--- Supplied data ---

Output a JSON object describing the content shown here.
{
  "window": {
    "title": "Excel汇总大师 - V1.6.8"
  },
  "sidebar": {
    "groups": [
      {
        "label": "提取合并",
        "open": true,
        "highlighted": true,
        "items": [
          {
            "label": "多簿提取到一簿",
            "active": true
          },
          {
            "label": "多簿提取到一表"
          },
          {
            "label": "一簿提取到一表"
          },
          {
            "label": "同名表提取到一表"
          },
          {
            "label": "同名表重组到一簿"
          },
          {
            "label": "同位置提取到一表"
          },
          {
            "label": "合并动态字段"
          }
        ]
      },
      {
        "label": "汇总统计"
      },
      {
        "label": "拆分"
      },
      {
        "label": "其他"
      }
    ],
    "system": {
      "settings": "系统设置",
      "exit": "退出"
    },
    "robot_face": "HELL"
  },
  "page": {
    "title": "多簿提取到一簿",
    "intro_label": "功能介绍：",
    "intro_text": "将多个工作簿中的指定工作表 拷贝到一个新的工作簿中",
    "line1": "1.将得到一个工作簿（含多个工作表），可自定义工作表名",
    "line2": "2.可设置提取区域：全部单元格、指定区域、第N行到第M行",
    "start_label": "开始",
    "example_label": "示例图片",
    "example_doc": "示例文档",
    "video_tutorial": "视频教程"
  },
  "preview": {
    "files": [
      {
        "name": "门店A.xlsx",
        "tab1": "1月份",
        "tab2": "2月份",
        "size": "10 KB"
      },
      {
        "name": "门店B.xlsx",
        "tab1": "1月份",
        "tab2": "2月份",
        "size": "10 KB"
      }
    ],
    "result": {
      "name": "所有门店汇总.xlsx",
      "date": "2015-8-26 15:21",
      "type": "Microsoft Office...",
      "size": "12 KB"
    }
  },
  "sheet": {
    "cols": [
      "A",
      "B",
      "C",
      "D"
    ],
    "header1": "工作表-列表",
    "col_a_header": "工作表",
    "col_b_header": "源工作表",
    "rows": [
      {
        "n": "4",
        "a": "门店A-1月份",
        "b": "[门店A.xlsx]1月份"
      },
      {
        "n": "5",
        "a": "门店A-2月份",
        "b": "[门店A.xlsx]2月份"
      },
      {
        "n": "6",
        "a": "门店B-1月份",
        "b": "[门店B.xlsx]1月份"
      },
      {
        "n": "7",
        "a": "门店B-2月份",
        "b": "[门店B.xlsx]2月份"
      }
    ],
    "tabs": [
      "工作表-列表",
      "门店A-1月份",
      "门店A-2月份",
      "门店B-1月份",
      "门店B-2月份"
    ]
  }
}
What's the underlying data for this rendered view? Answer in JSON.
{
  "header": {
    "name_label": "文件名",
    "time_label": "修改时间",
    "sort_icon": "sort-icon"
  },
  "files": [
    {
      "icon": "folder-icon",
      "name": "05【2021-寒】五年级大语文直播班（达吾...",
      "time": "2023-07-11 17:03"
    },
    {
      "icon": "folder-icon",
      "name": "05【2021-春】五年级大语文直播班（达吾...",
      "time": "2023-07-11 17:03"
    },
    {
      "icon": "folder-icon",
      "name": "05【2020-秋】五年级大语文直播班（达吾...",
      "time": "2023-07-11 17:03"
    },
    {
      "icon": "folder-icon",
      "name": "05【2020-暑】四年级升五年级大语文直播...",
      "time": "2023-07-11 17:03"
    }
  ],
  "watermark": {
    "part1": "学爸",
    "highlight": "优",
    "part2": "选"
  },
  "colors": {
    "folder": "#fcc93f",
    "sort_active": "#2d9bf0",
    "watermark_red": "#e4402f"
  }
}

---

- Stated problem
Quote each line above in full, word for word.

- Worked solution
Output a JSON object describing the content shown here.
{
  "window": {
    "title": "Excel汇总大师 - V1.6.8"
  },
  "sidebar": {
    "groups": [
      {
        "label": "提取合并",
        "open": true,
        "highlighted": true,
        "items": [
          {
            "label": "多簿提取到一簿",
            "active": true
          },
          {
            "label": "多簿提取到一表"
          },
          {
            "label": "一簿提取到一表"
          },
          {
            "label": "同名表提取到一表"
          },
          {
            "label": "同名表重组到一簿"
          },
          {
            "label": "同位置提取到一表"
          },
          {
            "label": "合并动态字段"
          }
        ]
      },
      {
        "label": "汇总统计"
      },
      {
        "label": "拆分"
      },
      {
        "label": "其他"
      }
    ],
    "system": {
      "settings": "系统设置",
      "exit": "退出"
    },
    "robot_face": "HELL"
  },
  "page": {
    "title": "多簿提取到一簿",
    "intro_label": "功能介绍：",
    "intro_text": "将多个工作簿中的指定工作表 拷贝到一个新的工作簿中",
    "line1": "1.将得到一个工作簿（含多个工作表），可自定义工作表名",
    "line2": "2.可设置提取区域：全部单元格、指定区域、第N行到第M行",
    "start_label": "开始",
    "example_label": "示例图片",
    "example_doc": "示例文档",
    "video_tutorial": "视频教程"
  },
  "preview": {
    "files": [
      {
        "name": "门店A.xlsx",
        "tab1": "1月份",
        "tab2": "2月份",
        "size": "10 KB"
      },
      {
        "name": "门店B.xlsx",
        "tab1": "1月份",
        "tab2": "2月份",
        "size": "10 KB"
      }
    ],
    "result": {
      "name": "所有门店汇总.xlsx",
      "date": "2015-8-26 15:21",
      "type": "Microsoft Office...",
      "size": "12 KB"
    }
  },
  "sheet": {
    "cols": [
      "A",
      "B",
      "C",
      "D"
    ],
    "header1": "工作表-列表",
    "col_a_header": "工作表",
    "col_b_header": "源工作表",
    "rows": [
      {
        "n": "4",
        "a": "门店A-1月份",
        "b": "[门店A.xlsx]1月份"
      },
      {
        "n": "5",
        "a": "门店A-2月份",
        "b": "[门店A.xlsx]2月份"
      },
      {
        "n": "6",
        "a": "门店B-1月份",
        "b": "[门店B.xlsx]1月份"
      },
      {
        "n": "7",
        "a": "门店B-2月份",
        "b": "[门店B.xlsx]2月份"
      }
    ],
    "tabs": [
      "工作表-列表",
      "门店A-1月份",
      "门店A-2月份",
      "门店B-1月份",
      "门店B-2月份"
    ]
  }
}
What's the underlying data for this rendered view? Answer in JSON.
{
  "header": {
    "name_label": "文件名",
    "time_label": "修改时间",
    "sort_icon": "sort-icon"
  },
  "files": [
    {
      "icon": "folder-icon",
      "name": "05【2021-寒】五年级大语文直播班（达吾...",
      "time": "2023-07-11 17:03"
    },
    {
      "icon": "folder-icon",
      "name": "05【2021-春】五年级大语文直播班（达吾...",
      "time": "2023-07-11 17:03"
    },
    {
      "icon": "folder-icon",
      "name": "05【2020-秋】五年级大语文直播班（达吾...",
      "time": "2023-07-11 17:03"
    },
    {
      "icon": "folder-icon",
      "name": "05【2020-暑】四年级升五年级大语文直播...",
      "time": "2023-07-11 17:03"
    }
  ],
  "watermark": {
    "part1": "学爸",
    "highlight": "优",
    "part2": "选"
  },
  "colors": {
    "folder": "#fcc93f",
    "sort_active": "#2d9bf0",
    "watermark_red": "#e4402f"
  }
}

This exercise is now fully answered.